- Stated goal: Give all of the lines again, with nothing added or dropped.

..............................

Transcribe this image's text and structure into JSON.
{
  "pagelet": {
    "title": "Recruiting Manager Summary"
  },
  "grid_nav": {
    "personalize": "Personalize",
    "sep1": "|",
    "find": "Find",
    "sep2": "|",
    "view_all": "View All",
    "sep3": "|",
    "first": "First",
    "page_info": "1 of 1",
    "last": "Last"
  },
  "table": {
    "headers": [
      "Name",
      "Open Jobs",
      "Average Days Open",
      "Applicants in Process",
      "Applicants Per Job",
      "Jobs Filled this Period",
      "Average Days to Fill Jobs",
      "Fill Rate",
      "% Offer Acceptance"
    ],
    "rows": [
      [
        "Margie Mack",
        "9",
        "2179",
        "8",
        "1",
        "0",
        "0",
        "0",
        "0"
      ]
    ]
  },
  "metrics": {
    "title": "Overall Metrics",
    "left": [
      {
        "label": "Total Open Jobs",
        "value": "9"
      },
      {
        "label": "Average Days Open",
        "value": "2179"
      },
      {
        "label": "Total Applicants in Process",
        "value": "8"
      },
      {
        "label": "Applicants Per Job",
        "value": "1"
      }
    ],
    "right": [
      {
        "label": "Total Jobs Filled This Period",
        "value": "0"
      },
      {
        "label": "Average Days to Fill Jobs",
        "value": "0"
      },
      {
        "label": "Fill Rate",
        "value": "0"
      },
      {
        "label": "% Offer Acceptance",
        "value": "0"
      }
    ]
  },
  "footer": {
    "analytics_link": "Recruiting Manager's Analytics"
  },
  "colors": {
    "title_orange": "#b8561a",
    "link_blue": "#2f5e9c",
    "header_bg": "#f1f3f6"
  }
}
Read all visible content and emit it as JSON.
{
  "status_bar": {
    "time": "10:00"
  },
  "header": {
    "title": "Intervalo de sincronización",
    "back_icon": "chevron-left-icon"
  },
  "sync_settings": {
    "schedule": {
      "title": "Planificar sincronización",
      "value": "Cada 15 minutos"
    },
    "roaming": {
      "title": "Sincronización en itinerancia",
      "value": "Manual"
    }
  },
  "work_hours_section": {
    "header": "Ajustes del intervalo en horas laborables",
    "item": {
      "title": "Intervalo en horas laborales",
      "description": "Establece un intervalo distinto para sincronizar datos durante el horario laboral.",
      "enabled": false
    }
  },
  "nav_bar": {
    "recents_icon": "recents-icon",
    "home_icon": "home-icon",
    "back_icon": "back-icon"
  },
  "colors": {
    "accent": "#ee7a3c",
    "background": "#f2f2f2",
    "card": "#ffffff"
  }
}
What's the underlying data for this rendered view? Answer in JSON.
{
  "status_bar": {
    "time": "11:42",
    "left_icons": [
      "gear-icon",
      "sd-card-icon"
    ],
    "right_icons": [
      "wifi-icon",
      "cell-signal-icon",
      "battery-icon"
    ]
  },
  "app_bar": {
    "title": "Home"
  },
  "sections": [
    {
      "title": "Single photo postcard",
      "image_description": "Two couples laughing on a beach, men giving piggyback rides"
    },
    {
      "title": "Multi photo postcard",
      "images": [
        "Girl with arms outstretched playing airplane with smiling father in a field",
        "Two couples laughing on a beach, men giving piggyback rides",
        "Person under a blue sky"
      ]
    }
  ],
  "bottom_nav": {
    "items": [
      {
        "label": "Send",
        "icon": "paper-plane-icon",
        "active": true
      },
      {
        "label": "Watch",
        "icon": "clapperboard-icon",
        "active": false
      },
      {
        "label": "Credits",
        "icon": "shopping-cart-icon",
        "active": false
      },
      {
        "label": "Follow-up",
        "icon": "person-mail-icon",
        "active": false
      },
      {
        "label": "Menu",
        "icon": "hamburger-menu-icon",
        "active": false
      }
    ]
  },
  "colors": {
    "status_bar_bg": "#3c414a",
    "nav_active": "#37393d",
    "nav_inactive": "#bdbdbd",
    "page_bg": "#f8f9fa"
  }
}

..............................

- Solved exercise:
Transcribe this image's text and structure into JSON.
{
  "pagelet": {
    "title": "Recruiting Manager Summary"
  },
  "grid_nav": {
    "personalize": "Personalize",
    "sep1": "|",
    "find": "Find",
    "sep2": "|",
    "view_all": "View All",
    "sep3": "|",
    "first": "First",
    "page_info": "1 of 1",
    "last": "Last"
  },
  "table": {
    "headers": [
      "Name",
      "Open Jobs",
      "Average Days Open",
      "Applicants in Process",
      "Applicants Per Job",
      "Jobs Filled this Period",
      "Average Days to Fill Jobs",
      "Fill Rate",
      "% Offer Acceptance"
    ],
    "rows": [
      [
        "Margie Mack",
        "9",
        "2179",
        "8",
        "1",
        "0",
        "0",
        "0",
        "0"
      ]
    ]
  },
  "metrics": {
    "title": "Overall Metrics",
    "left": [
      {
        "label": "Total Open Jobs",
        "value": "9"
      },
      {
        "label": "Average Days Open",
        "value": "2179"
      },
      {
        "label": "Total Applicants in Process",
        "value": "8"
      },
      {
        "label": "Applicants Per Job",
        "value": "1"
      }
    ],
    "right": [
      {
        "label": "Total Jobs Filled This Period",
        "value": "0"
      },
      {
        "label": "Average Days to Fill Jobs",
        "value": "0"
      },
      {
        "label": "Fill Rate",
        "value": "0"
      },
      {
        "label": "% Offer Acceptance",
        "value": "0"
      }
    ]
  },
  "footer": {
    "analytics_link": "Recruiting Manager's Analytics"
  },
  "colors": {
    "title_orange": "#b8561a",
    "link_blue": "#2f5e9c",
    "header_bg": "#f1f3f6"
  }
}
Read all visible content and emit it as JSON.
{
  "status_bar": {
    "time": "10:00"
  },
  "header": {
    "title": "Intervalo de sincronización",
    "back_icon": "chevron-left-icon"
  },
  "sync_settings": {
    "schedule": {
      "title": "Planificar sincronización",
      "value": "Cada 15 minutos"
    },
    "roaming": {
      "title": "Sincronización en itinerancia",
      "value": "Manual"
    }
  },
  "work_hours_section": {
    "header": "Ajustes del intervalo en horas laborables",
    "item": {
      "title": "Intervalo en horas laborales",
      "description": "Establece un intervalo distinto para sincronizar datos durante el horario laboral.",
      "enabled": false
    }
  },
  "nav_bar": {
    "recents_icon": "recents-icon",
    "home_icon": "home-icon",
    "back_icon": "back-icon"
  },
  "colors": {
    "accent": "#ee7a3c",
    "background": "#f2f2f2",
    "card": "#ffffff"
  }
}
What's the underlying data for this rendered view? Answer in JSON.
{
  "status_bar": {
    "time": "11:42",
    "left_icons": [
      "gear-icon",
      "sd-card-icon"
    ],
    "right_icons": [
      "wifi-icon",
      "cell-signal-icon",
      "battery-icon"
    ]
  },
  "app_bar": {
    "title": "Home"
  },
  "sections": [
    {
      "title": "Single photo postcard",
      "image_description": "Two couples laughing on a beach, men giving piggyback rides"
    },
    {
      "title": "Multi photo postcard",
      "images": [
        "Girl with arms outstretched playing airplane with smiling father in a field",
        "Two couples laughing on a beach, men giving piggyback rides",
        "Person under a blue sky"
      ]
    }
  ],
  "bottom_nav": {
    "items": [
      {
        "label": "Send",
        "icon": "paper-plane-icon",
        "active": true
      },
      {
        "label": "Watch",
        "icon": "clapperboard-icon",
        "active": false
      },
      {
        "label": "Credits",
        "icon": "shopping-cart-icon",
        "active": false
      },
      {
        "label": "Follow-up",
        "icon": "person-mail-icon",
        "active": false
      },
      {
        "label": "Menu",
        "icon": "hamburger-menu-icon",
        "active": false
      }
    ]
  },
  "colors": {
    "status_bar_bg": "#3c414a",
    "nav_active": "#37393d",
    "nav_inactive": "#bdbdbd",
    "page_bg": "#f8f9fa"
  }
}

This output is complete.